THE TASK
Copy out all lines where "Lettland" appears.
======
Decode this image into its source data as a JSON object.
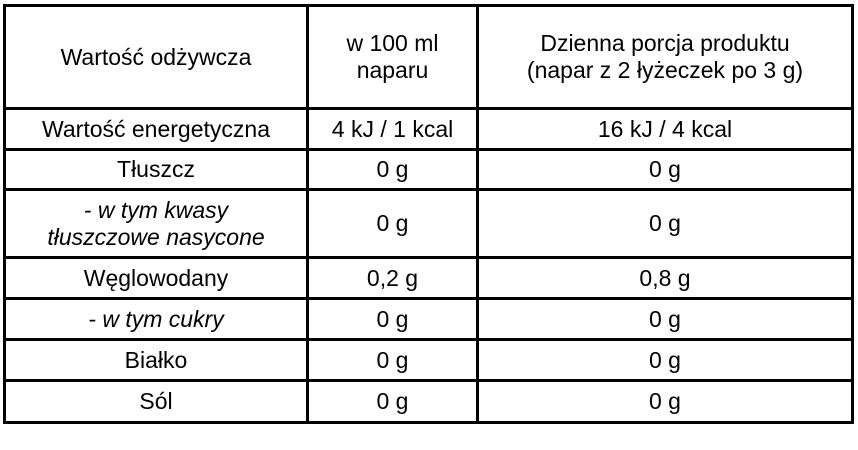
{
  "header": {
    "col1": "Wartość odżywcza",
    "col2_line1": "w 100 ml",
    "col2_line2": "naparu",
    "col3_line1": "Dzienna porcja produktu",
    "col3_line2": "(napar z 2 łyżeczek po 3 g)"
  },
  "rows": [
    {
      "label": "Wartość energetyczna",
      "per100": "4 kJ / 1 kcal",
      "daily": "16 kJ / 4 kcal"
    },
    {
      "label": "Tłuszcz",
      "per100": "0 g",
      "daily": "0 g"
    },
    {
      "label_line1": "- w tym kwasy",
      "label_line2": "tłuszczowe nasycone",
      "per100": "0 g",
      "daily": "0 g"
    },
    {
      "label": "Węglowodany",
      "per100": "0,2 g",
      "daily": "0,8 g"
    },
    {
      "label": "- w tym cukry",
      "per100": "0 g",
      "daily": "0 g"
    },
    {
      "label": "Białko",
      "per100": "0 g",
      "daily": "0 g"
    },
    {
      "label": "Sól",
      "per100": "0 g",
      "daily": "0 g"
    }
  ]
}
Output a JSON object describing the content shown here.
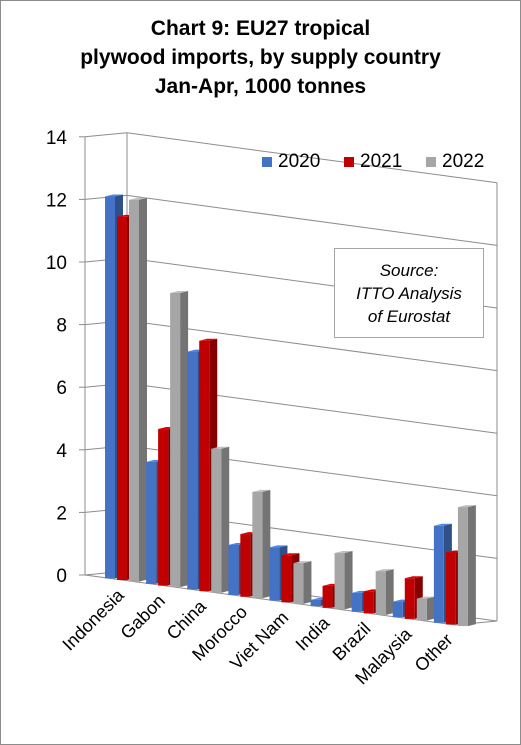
{
  "title": {
    "line1": "Chart 9: EU27 tropical",
    "line2": "plywood imports, by supply country",
    "line3": "Jan-Apr, 1000 tonnes"
  },
  "source": {
    "line1": "Source:",
    "line2": "ITTO Analysis",
    "line3": "of Eurostat"
  },
  "colors": {
    "2020": "#4472c4",
    "2021": "#c00000",
    "2022": "#a6a6a6"
  },
  "chart_data": {
    "type": "bar",
    "style": "3d-clustered-column",
    "categories": [
      "Indonesia",
      "Gabon",
      "China",
      "Morocco",
      "Viet Nam",
      "India",
      "Brazil",
      "Malaysia",
      "Other"
    ],
    "series": [
      {
        "name": "2020",
        "values": [
          12.2,
          3.9,
          7.6,
          1.6,
          1.7,
          0.2,
          0.6,
          0.5,
          3.1
        ]
      },
      {
        "name": "2021",
        "values": [
          11.6,
          5.0,
          8.0,
          2.0,
          1.5,
          0.7,
          0.7,
          1.3,
          2.3
        ]
      },
      {
        "name": "2022",
        "values": [
          12.2,
          9.4,
          4.6,
          3.4,
          1.3,
          1.8,
          1.4,
          0.7,
          3.8
        ]
      }
    ],
    "ylim": [
      0,
      14
    ],
    "yticks": [
      0,
      2,
      4,
      6,
      8,
      10,
      12,
      14
    ],
    "grid": true,
    "legend": "top-right",
    "xlabel": "",
    "ylabel": ""
  }
}
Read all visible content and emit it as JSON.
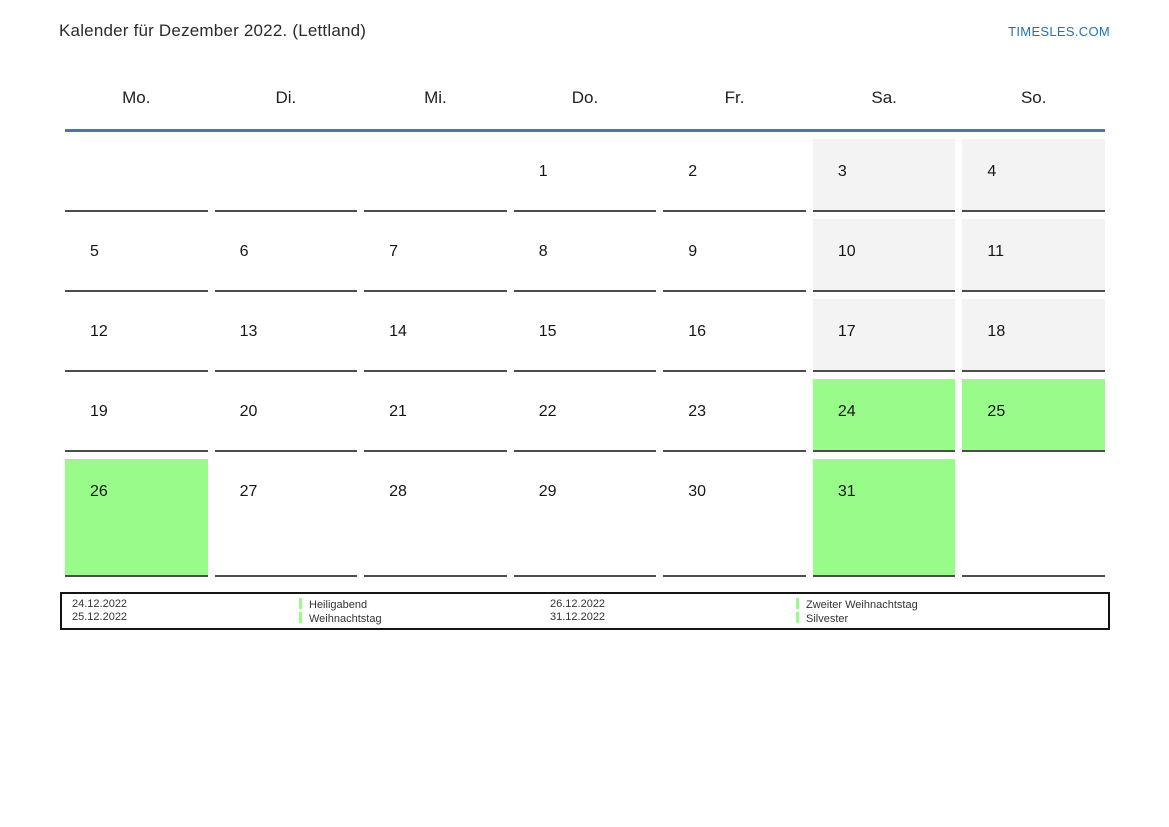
{
  "title": "Kalender für Dezember 2022. (Lettland)",
  "brand": {
    "label": "TIMESLES.COM"
  },
  "weekdays": [
    "Mo.",
    "Di.",
    "Mi.",
    "Do.",
    "Fr.",
    "Sa.",
    "So."
  ],
  "colors": {
    "brand_blue": "#1b74b9",
    "header_rule": "#50759e",
    "cell_border": "#4c4c4c",
    "weekend_bg": "#f3f3f3",
    "holiday_bg": "#98fb8a"
  },
  "month": "Dezember",
  "year": "2022",
  "country": "Lettland",
  "weeks": [
    [
      {
        "day": "",
        "type": "empty"
      },
      {
        "day": "",
        "type": "empty"
      },
      {
        "day": "",
        "type": "empty"
      },
      {
        "day": "1",
        "type": "weekday"
      },
      {
        "day": "2",
        "type": "weekday"
      },
      {
        "day": "3",
        "type": "weekend"
      },
      {
        "day": "4",
        "type": "weekend"
      }
    ],
    [
      {
        "day": "5",
        "type": "weekday"
      },
      {
        "day": "6",
        "type": "weekday"
      },
      {
        "day": "7",
        "type": "weekday"
      },
      {
        "day": "8",
        "type": "weekday"
      },
      {
        "day": "9",
        "type": "weekday"
      },
      {
        "day": "10",
        "type": "weekend"
      },
      {
        "day": "11",
        "type": "weekend"
      }
    ],
    [
      {
        "day": "12",
        "type": "weekday"
      },
      {
        "day": "13",
        "type": "weekday"
      },
      {
        "day": "14",
        "type": "weekday"
      },
      {
        "day": "15",
        "type": "weekday"
      },
      {
        "day": "16",
        "type": "weekday"
      },
      {
        "day": "17",
        "type": "weekend"
      },
      {
        "day": "18",
        "type": "weekend"
      }
    ],
    [
      {
        "day": "19",
        "type": "weekday"
      },
      {
        "day": "20",
        "type": "weekday"
      },
      {
        "day": "21",
        "type": "weekday"
      },
      {
        "day": "22",
        "type": "weekday"
      },
      {
        "day": "23",
        "type": "weekday"
      },
      {
        "day": "24",
        "type": "holiday"
      },
      {
        "day": "25",
        "type": "holiday"
      }
    ],
    [
      {
        "day": "26",
        "type": "holiday"
      },
      {
        "day": "27",
        "type": "weekday"
      },
      {
        "day": "28",
        "type": "weekday"
      },
      {
        "day": "29",
        "type": "weekday"
      },
      {
        "day": "30",
        "type": "weekday"
      },
      {
        "day": "31",
        "type": "holiday"
      },
      {
        "day": "",
        "type": "empty"
      }
    ]
  ],
  "legend": {
    "columns": [
      {
        "type": "dates",
        "items": [
          "24.12.2022",
          "25.12.2022"
        ]
      },
      {
        "type": "labels",
        "items": [
          "Heiligabend",
          "Weihnachtstag"
        ]
      },
      {
        "type": "dates",
        "items": [
          "26.12.2022",
          "31.12.2022"
        ]
      },
      {
        "type": "labels",
        "items": [
          "Zweiter Weihnachtstag",
          "Silvester"
        ]
      }
    ]
  }
}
======
PROBLEM SOLUTION
  "title": "Kalender für Dezember 2022. (Lettland)",
  "country": "Lettland",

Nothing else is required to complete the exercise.